Set problem A
Turn the entries, from their first line through the line containing "- gallery-image-buildings[interactable]: [64, 743, 561, 1049]", into a Markdown table with the columns Row and Line. Number each row and skip any blank lines.

Document excerpt
After the initial phase of the pressure ridge consolidation, the rubble macroporosity reduces while consolidation progresses downwards. This consolidation depends on the water permeability from the ocean into the macropores between the ice rubble (Shestov and Marchenko, Reference Shestov and Marchenko2016). The influence of initial macroporosity, water temperature and sea-ice salinity in the porosity reduction was estimated based on measurements conducted in the Barents sea (Shestov and Marchenko, Reference Shestov and Marchenko2016) (see Fig. 9). Results showed that the macroporosity changes were smaller for lower water temperatures, which could be a result of a lower temperature gradient between ice and water. In addition, the estimations showed that an increase in the water salinity from 3 to 6 ppt for the same initial macroporosity and water temperature resulted in a greater reduction in porosity. This implies that an increase in salinity will also increase the heat capacity of ice, therefore the consolidation and thus the porosity reduction is higher in the initial phase of consolidation. This result is also supported by Chen and Høyland (Reference Chen and Høyland2016). Finally, a study on the consolidated layer along the cross section of the channel was obtained by Sandkvist (Reference Sandkvist1980). The thickness of the consolidated layer measured in the so-called ‘North Track’ is illustrated in Figure 10. The scatter of the consolidated layer with the cumulative freezing temperature can be considered to be due to the initial porosity in the location of measurements and the frequency of breaking.

A run of records
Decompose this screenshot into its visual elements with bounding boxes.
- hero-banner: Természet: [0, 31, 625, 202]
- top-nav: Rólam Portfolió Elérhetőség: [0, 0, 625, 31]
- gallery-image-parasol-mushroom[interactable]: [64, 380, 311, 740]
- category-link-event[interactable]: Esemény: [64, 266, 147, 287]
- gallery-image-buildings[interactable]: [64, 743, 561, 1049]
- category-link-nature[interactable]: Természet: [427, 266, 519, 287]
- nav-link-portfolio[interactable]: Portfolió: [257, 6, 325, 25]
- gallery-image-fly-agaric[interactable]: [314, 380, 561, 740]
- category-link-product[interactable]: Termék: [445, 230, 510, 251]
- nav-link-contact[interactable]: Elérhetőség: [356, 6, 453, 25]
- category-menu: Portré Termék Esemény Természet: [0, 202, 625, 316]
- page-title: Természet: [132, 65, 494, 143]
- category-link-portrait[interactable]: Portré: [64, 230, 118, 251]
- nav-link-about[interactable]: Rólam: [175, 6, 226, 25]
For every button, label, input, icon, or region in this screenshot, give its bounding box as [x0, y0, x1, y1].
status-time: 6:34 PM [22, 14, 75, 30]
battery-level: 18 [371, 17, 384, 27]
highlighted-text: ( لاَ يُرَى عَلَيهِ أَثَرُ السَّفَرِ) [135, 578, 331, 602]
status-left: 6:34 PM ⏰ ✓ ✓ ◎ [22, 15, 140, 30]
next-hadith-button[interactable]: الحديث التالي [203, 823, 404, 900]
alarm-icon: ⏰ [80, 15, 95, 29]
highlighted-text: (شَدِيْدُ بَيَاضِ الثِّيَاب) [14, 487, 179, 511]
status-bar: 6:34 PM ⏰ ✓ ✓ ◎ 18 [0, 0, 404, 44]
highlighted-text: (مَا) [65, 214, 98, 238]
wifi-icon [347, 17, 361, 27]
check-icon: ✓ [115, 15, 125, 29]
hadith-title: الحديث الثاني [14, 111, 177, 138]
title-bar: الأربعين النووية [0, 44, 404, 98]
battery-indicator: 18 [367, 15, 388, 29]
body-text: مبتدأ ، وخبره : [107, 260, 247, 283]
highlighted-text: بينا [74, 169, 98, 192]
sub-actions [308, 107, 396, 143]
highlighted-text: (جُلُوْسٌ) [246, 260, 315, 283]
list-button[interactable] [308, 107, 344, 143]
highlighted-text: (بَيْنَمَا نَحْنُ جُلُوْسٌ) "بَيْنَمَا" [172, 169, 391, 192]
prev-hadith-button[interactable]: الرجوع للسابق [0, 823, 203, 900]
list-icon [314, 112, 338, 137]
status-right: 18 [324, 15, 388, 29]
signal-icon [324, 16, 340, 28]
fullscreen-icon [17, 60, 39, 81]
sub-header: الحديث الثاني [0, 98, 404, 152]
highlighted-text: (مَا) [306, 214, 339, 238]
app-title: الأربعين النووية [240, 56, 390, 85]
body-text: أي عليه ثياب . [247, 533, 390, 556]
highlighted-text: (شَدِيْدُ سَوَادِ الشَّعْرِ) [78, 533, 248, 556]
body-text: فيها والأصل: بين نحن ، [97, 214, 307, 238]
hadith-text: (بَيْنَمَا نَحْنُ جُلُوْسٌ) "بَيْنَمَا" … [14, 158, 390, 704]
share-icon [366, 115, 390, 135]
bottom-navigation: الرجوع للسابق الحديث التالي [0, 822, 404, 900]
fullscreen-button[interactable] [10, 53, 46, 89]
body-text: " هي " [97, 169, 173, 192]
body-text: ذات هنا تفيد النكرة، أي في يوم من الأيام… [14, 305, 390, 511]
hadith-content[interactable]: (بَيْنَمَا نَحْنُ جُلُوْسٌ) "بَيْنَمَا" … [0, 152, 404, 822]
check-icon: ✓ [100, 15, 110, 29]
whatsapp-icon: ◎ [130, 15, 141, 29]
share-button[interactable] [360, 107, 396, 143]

Set problem B
List every work cited by author and year in the passage on pressure ridge consolidation.

Written reply A
| Row | Line |
|---|---|
| 1 | Decompose this screenshot into its visual elements with bounding boxes. |
| 2 | - hero-banner: Természet: [0, 31, 625, 202] |
| 3 | - top-nav: Rólam Portfolió Elérhetőség: [0, 0, 625, 31] |
| 4 | - gallery-image-parasol-mushroom[interactable]: [64, 380, 311, 740] |
| 5 | - category-link-event[interactable]: Esemény: [64, 266, 147, 287] |
| 6 | - gallery-image-buildings[interactable]: [64, 743, 561, 1049] |

Written reply B
Shestov and Marchenko (2016); Chen and Høyland (2016); Sandkvist (1980)